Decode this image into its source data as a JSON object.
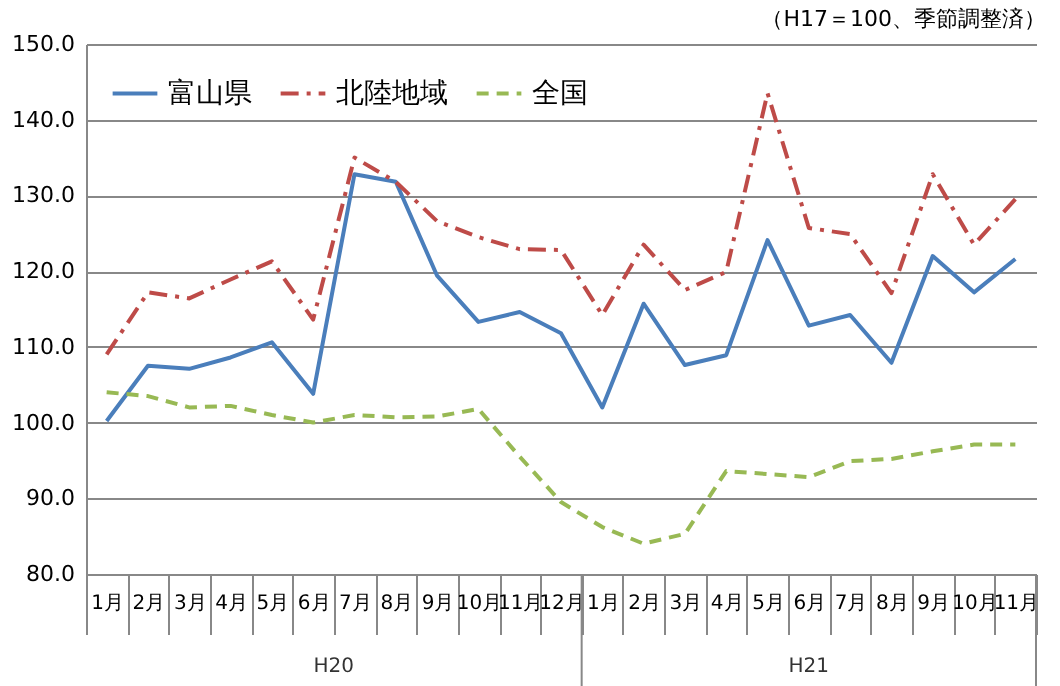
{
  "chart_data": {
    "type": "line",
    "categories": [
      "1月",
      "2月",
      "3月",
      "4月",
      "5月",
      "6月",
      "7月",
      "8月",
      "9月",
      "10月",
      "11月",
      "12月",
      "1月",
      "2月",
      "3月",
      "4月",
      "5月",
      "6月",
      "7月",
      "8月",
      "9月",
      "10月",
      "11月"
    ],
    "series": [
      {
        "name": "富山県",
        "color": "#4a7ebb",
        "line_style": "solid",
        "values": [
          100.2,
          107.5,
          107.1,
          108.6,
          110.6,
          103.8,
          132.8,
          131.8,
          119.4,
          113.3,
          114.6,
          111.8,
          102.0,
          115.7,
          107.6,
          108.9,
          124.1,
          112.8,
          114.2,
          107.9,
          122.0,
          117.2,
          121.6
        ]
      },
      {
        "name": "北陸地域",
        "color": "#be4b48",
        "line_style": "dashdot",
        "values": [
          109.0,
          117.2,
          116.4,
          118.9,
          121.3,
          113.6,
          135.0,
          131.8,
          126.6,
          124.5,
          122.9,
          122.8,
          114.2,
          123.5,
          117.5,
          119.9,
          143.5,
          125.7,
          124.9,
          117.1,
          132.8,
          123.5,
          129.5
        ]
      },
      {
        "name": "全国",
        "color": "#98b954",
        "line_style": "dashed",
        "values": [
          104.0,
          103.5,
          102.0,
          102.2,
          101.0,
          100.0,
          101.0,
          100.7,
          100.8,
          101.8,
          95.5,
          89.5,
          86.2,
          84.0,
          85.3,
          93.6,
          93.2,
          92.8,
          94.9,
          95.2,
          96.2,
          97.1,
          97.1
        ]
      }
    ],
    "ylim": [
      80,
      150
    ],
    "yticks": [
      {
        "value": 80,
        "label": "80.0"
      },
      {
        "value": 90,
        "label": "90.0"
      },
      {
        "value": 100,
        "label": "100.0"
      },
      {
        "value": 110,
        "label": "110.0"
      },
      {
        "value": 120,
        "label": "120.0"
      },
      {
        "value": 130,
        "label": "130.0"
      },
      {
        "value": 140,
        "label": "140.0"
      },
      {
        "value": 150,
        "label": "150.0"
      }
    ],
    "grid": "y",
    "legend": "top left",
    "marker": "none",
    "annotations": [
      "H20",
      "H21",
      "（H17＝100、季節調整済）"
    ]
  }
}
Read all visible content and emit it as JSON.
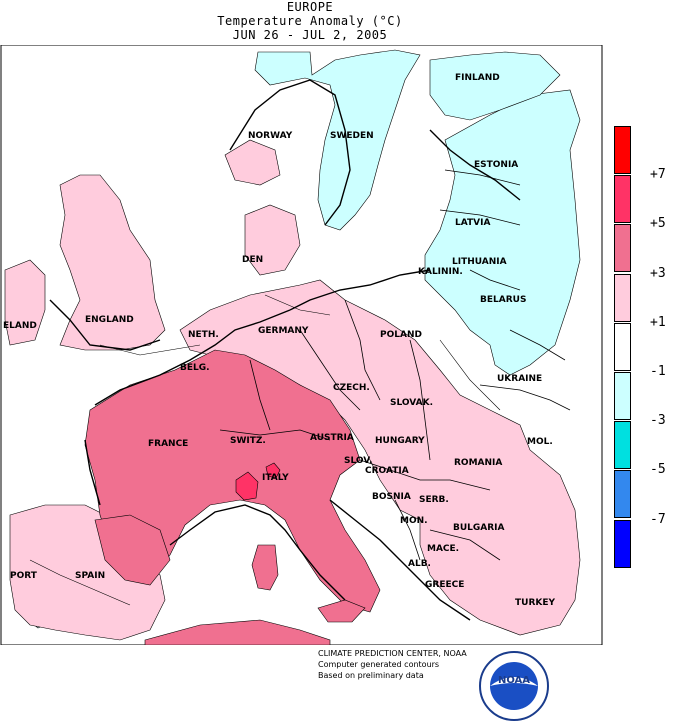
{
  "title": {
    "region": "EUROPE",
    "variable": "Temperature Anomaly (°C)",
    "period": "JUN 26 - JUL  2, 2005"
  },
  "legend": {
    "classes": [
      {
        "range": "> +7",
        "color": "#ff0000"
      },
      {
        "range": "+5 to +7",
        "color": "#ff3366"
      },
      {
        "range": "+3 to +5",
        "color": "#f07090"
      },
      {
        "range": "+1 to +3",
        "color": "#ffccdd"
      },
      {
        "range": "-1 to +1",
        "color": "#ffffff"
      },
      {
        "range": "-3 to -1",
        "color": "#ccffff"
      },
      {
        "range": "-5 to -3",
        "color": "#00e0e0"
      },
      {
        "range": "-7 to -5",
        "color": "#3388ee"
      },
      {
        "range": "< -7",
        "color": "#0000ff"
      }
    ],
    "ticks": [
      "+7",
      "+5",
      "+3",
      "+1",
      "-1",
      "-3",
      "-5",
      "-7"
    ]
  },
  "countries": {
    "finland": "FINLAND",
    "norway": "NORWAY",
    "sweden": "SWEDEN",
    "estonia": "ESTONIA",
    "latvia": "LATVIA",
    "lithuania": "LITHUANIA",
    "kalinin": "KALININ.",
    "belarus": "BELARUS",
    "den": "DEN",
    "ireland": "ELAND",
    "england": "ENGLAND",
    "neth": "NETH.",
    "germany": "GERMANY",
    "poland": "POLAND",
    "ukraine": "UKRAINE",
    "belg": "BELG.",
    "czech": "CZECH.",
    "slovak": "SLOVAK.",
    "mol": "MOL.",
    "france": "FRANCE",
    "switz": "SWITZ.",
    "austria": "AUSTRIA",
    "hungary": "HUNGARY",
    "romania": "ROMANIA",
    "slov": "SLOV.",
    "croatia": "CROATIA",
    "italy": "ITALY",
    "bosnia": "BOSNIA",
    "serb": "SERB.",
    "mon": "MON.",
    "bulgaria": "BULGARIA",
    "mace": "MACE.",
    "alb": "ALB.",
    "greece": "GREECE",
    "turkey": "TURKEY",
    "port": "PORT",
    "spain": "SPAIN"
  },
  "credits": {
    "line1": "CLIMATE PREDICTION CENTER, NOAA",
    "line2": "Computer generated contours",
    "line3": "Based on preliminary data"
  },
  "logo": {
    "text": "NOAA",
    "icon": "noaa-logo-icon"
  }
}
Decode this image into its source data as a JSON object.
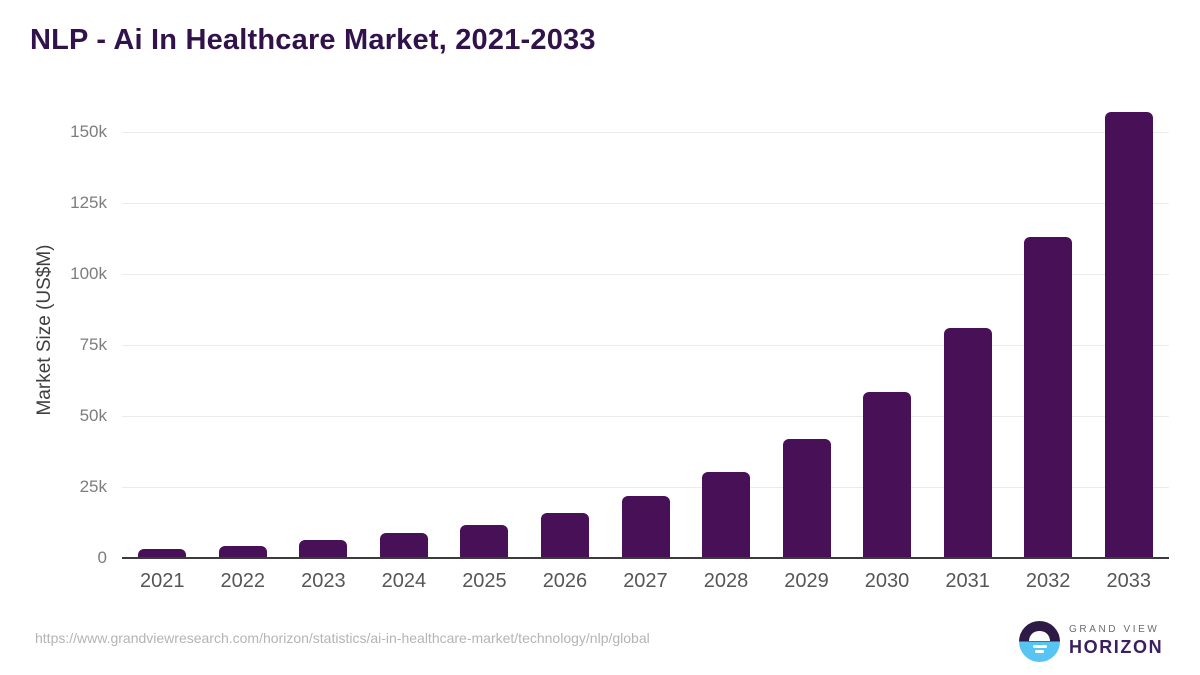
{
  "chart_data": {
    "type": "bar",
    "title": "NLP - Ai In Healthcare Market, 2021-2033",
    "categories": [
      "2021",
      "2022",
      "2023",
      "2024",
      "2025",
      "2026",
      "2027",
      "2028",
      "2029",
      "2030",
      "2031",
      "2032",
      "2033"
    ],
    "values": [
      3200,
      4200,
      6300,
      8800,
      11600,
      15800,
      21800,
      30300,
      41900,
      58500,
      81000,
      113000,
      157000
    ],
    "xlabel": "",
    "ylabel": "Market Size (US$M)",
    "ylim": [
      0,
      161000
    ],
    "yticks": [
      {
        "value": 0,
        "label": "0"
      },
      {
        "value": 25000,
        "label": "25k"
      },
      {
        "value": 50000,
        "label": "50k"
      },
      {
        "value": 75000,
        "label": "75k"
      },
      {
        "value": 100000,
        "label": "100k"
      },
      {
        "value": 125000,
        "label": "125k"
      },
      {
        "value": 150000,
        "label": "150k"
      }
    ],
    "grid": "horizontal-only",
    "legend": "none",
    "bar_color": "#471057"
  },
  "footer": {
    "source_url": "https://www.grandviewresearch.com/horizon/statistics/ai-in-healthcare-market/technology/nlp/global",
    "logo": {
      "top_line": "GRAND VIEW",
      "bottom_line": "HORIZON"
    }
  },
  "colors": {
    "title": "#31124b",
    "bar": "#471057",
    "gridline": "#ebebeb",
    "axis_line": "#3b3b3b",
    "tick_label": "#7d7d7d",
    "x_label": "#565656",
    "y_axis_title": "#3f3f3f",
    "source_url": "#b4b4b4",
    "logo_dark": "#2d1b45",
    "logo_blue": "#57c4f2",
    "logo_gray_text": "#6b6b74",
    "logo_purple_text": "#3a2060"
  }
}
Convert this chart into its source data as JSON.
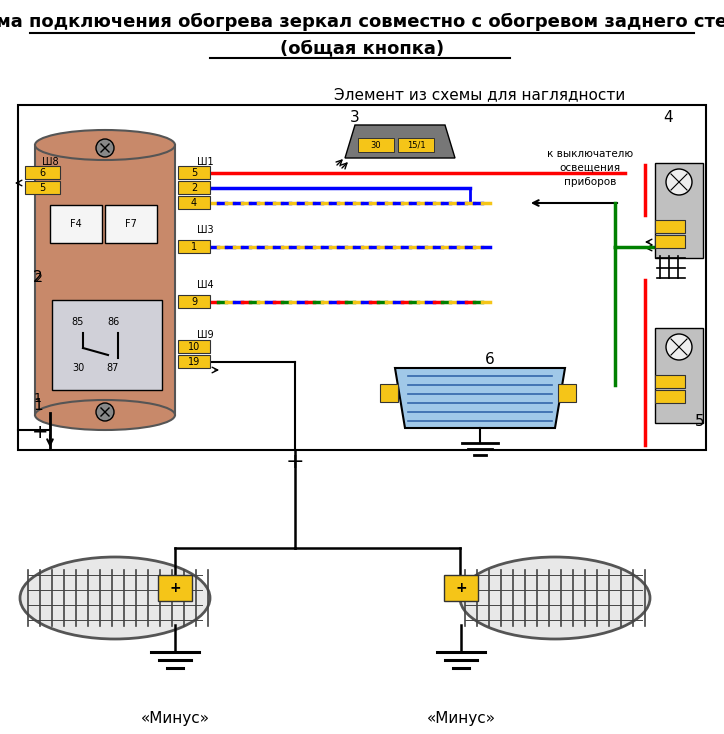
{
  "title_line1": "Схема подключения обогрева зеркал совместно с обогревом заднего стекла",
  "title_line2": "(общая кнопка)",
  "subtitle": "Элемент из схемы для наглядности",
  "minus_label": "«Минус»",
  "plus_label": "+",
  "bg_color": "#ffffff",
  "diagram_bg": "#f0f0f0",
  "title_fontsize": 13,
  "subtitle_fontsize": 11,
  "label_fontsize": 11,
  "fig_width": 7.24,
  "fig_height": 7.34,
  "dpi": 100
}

Given task
Reproduce each entry verbatim, excluding any embedded images.

Task result
Decode this image into its source data as a JSON object.
{
  "chart_data": {
    "type": "line",
    "categories": [
      "1月",
      "2月",
      "3月",
      "4月",
      "5月",
      "6月",
      "7月",
      "8月",
      "9月",
      "10月",
      "11月",
      "12月",
      "1月",
      "2月",
      "3月",
      "4月",
      "5月",
      "6月",
      "7月",
      "8月",
      "9月",
      "10月",
      "11月"
    ],
    "series": [
      {
        "name": "富山県",
        "color": "#4a7ebb",
        "line_style": "solid",
        "values": [
          100.2,
          107.5,
          107.1,
          108.6,
          110.6,
          103.8,
          132.8,
          131.8,
          119.4,
          113.3,
          114.6,
          111.8,
          102.0,
          115.7,
          107.6,
          108.9,
          124.1,
          112.8,
          114.2,
          107.9,
          122.0,
          117.2,
          121.6
        ]
      },
      {
        "name": "北陸地域",
        "color": "#be4b48",
        "line_style": "dashdot",
        "values": [
          109.0,
          117.2,
          116.4,
          118.9,
          121.3,
          113.6,
          135.0,
          131.8,
          126.6,
          124.5,
          122.9,
          122.8,
          114.2,
          123.5,
          117.5,
          119.9,
          143.5,
          125.7,
          124.9,
          117.1,
          132.8,
          123.5,
          129.5
        ]
      },
      {
        "name": "全国",
        "color": "#98b954",
        "line_style": "dashed",
        "values": [
          104.0,
          103.5,
          102.0,
          102.2,
          101.0,
          100.0,
          101.0,
          100.7,
          100.8,
          101.8,
          95.5,
          89.5,
          86.2,
          84.0,
          85.3,
          93.6,
          93.2,
          92.8,
          94.9,
          95.2,
          96.2,
          97.1,
          97.1
        ]
      }
    ],
    "ylim": [
      80,
      150
    ],
    "yticks": [
      {
        "value": 80,
        "label": "80.0"
      },
      {
        "value": 90,
        "label": "90.0"
      },
      {
        "value": 100,
        "label": "100.0"
      },
      {
        "value": 110,
        "label": "110.0"
      },
      {
        "value": 120,
        "label": "120.0"
      },
      {
        "value": 130,
        "label": "130.0"
      },
      {
        "value": 140,
        "label": "140.0"
      },
      {
        "value": 150,
        "label": "150.0"
      }
    ],
    "grid": "y",
    "legend": "top left",
    "marker": "none",
    "annotations": [
      "H20",
      "H21",
      "（H17＝100、季節調整済）"
    ]
  }
}
Read all visible content and emit it as JSON.
{
  "title": {
    "region": "EUROPE",
    "variable": "Temperature Anomaly (°C)",
    "period": "JUN 26 - JUL  2, 2005"
  },
  "legend": {
    "classes": [
      {
        "range": "> +7",
        "color": "#ff0000"
      },
      {
        "range": "+5 to +7",
        "color": "#ff3366"
      },
      {
        "range": "+3 to +5",
        "color": "#f07090"
      },
      {
        "range": "+1 to +3",
        "color": "#ffccdd"
      },
      {
        "range": "-1 to +1",
        "color": "#ffffff"
      },
      {
        "range": "-3 to -1",
        "color": "#ccffff"
      },
      {
        "range": "-5 to -3",
        "color": "#00e0e0"
      },
      {
        "range": "-7 to -5",
        "color": "#3388ee"
      },
      {
        "range": "< -7",
        "color": "#0000ff"
      }
    ],
    "ticks": [
      "+7",
      "+5",
      "+3",
      "+1",
      "-1",
      "-3",
      "-5",
      "-7"
    ]
  },
  "countries": {
    "finland": "FINLAND",
    "norway": "NORWAY",
    "sweden": "SWEDEN",
    "estonia": "ESTONIA",
    "latvia": "LATVIA",
    "lithuania": "LITHUANIA",
    "kalinin": "KALININ.",
    "belarus": "BELARUS",
    "den": "DEN",
    "ireland": "ELAND",
    "england": "ENGLAND",
    "neth": "NETH.",
    "germany": "GERMANY",
    "poland": "POLAND",
    "ukraine": "UKRAINE",
    "belg": "BELG.",
    "czech": "CZECH.",
    "slovak": "SLOVAK.",
    "mol": "MOL.",
    "france": "FRANCE",
    "switz": "SWITZ.",
    "austria": "AUSTRIA",
    "hungary": "HUNGARY",
    "romania": "ROMANIA",
    "slov": "SLOV.",
    "croatia": "CROATIA",
    "italy": "ITALY",
    "bosnia": "BOSNIA",
    "serb": "SERB.",
    "mon": "MON.",
    "bulgaria": "BULGARIA",
    "mace": "MACE.",
    "alb": "ALB.",
    "greece": "GREECE",
    "turkey": "TURKEY",
    "port": "PORT",
    "spain": "SPAIN"
  },
  "credits": {
    "line1": "CLIMATE PREDICTION CENTER, NOAA",
    "line2": "Computer generated contours",
    "line3": "Based on preliminary data"
  },
  "logo": {
    "text": "NOAA",
    "icon": "noaa-logo-icon"
  }
}
Decode this image into its source data as a JSON object.
{
  "chart_data": {
    "type": "bar",
    "title": "NLP - Ai In Healthcare Market, 2021-2033",
    "categories": [
      "2021",
      "2022",
      "2023",
      "2024",
      "2025",
      "2026",
      "2027",
      "2028",
      "2029",
      "2030",
      "2031",
      "2032",
      "2033"
    ],
    "values": [
      3200,
      4200,
      6300,
      8800,
      11600,
      15800,
      21800,
      30300,
      41900,
      58500,
      81000,
      113000,
      157000
    ],
    "xlabel": "",
    "ylabel": "Market Size (US$M)",
    "ylim": [
      0,
      161000
    ],
    "yticks": [
      {
        "value": 0,
        "label": "0"
      },
      {
        "value": 25000,
        "label": "25k"
      },
      {
        "value": 50000,
        "label": "50k"
      },
      {
        "value": 75000,
        "label": "75k"
      },
      {
        "value": 100000,
        "label": "100k"
      },
      {
        "value": 125000,
        "label": "125k"
      },
      {
        "value": 150000,
        "label": "150k"
      }
    ],
    "grid": "horizontal-only",
    "legend": "none",
    "bar_color": "#471057"
  },
  "footer": {
    "source_url": "https://www.grandviewresearch.com/horizon/statistics/ai-in-healthcare-market/technology/nlp/global",
    "logo": {
      "top_line": "GRAND VIEW",
      "bottom_line": "HORIZON"
    }
  },
  "colors": {
    "title": "#31124b",
    "bar": "#471057",
    "gridline": "#ebebeb",
    "axis_line": "#3b3b3b",
    "tick_label": "#7d7d7d",
    "x_label": "#565656",
    "y_axis_title": "#3f3f3f",
    "source_url": "#b4b4b4",
    "logo_dark": "#2d1b45",
    "logo_blue": "#57c4f2",
    "logo_gray_text": "#6b6b74",
    "logo_purple_text": "#3a2060"
  }
}
Convert this chart into its source data as JSON.
{
  "title_line1": "Схема подключения обогрева зеркал совместно с обогревом заднего стекла",
  "title_line2": "(общая кнопка)",
  "subtitle": "Элемент из схемы для наглядности",
  "minus_label": "«Минус»",
  "plus_label": "+",
  "bg_color": "#ffffff",
  "diagram_bg": "#f0f0f0",
  "title_fontsize": 13,
  "subtitle_fontsize": 11,
  "label_fontsize": 11,
  "fig_width": 7.24,
  "fig_height": 7.34,
  "dpi": 100
}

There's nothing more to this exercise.